_What you are asked to do_
Find all the lines with "Principal" and gather them.

START

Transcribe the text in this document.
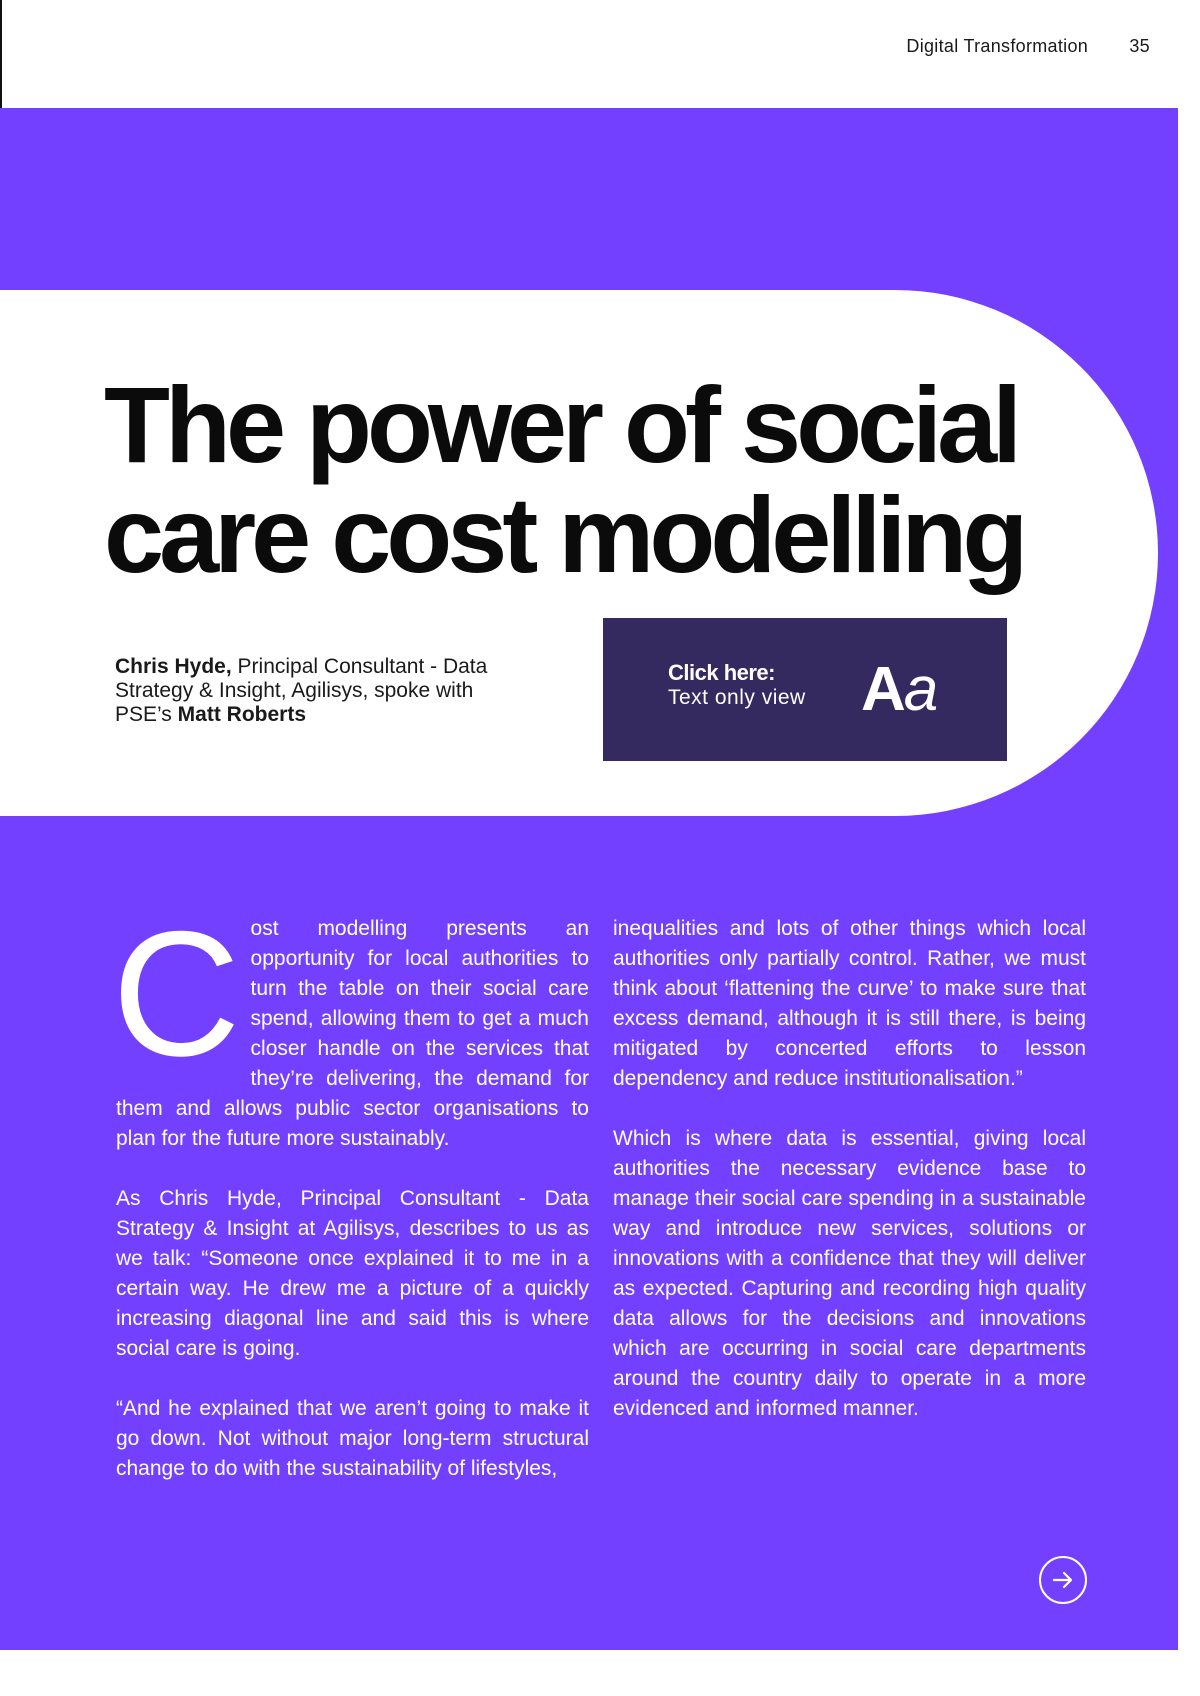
Digital Transformation 35
The power of social
care cost modelling
Chris Hyde, Principal Consultant - Data Strategy & Insight, Agilisys, spoke with PSE’s Matt Roberts
Click here:
Text only view Aa

Cost modelling presents an opportunity for local authorities to turn the table on their social care spend, allowing them to get a much closer handle on the services that they’re delivering, the demand for them and allows public sector organisations to plan for the future more sustainably.

As Chris Hyde, Principal Consultant - Data Strategy & Insight at Agilisys, describes to us as we talk: “Someone once explained it to me in a certain way. He drew me a picture of a quickly increasing diagonal line and said this is where social care is going.

“And he explained that we aren’t going to make it go down. Not without major long-term structural change to do with the sustainability of lifestyles,

inequalities and lots of other things which local authorities only partially control. Rather, we must think about ‘flattening the curve’ to make sure that excess demand, although it is still there, is being mitigated by concerted efforts to lesson dependency and reduce institutionalisation.”

Which is where data is essential, giving local authorities the necessary evidence base to manage their social care spending in a sustainable way and introduce new services, solutions or innovations with a confidence that they will deliver as expected. Capturing and recording high quality data allows for the decisions and innovations which are occurring in social care departments around the country daily to operate in a more evidenced and informed manner.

END

_Solution to this exercise_
Chris Hyde, Principal Consultant - Data Strategy & Insight, Agilisys, spoke with PSE’s Matt Roberts
As Chris Hyde, Principal Consultant - Data Strategy & Insight at Agilisys, describes to us as we talk: “Someone once explained it to me in a certain way. He drew me a picture of a quickly increasing diagonal line and said this is where social care is going.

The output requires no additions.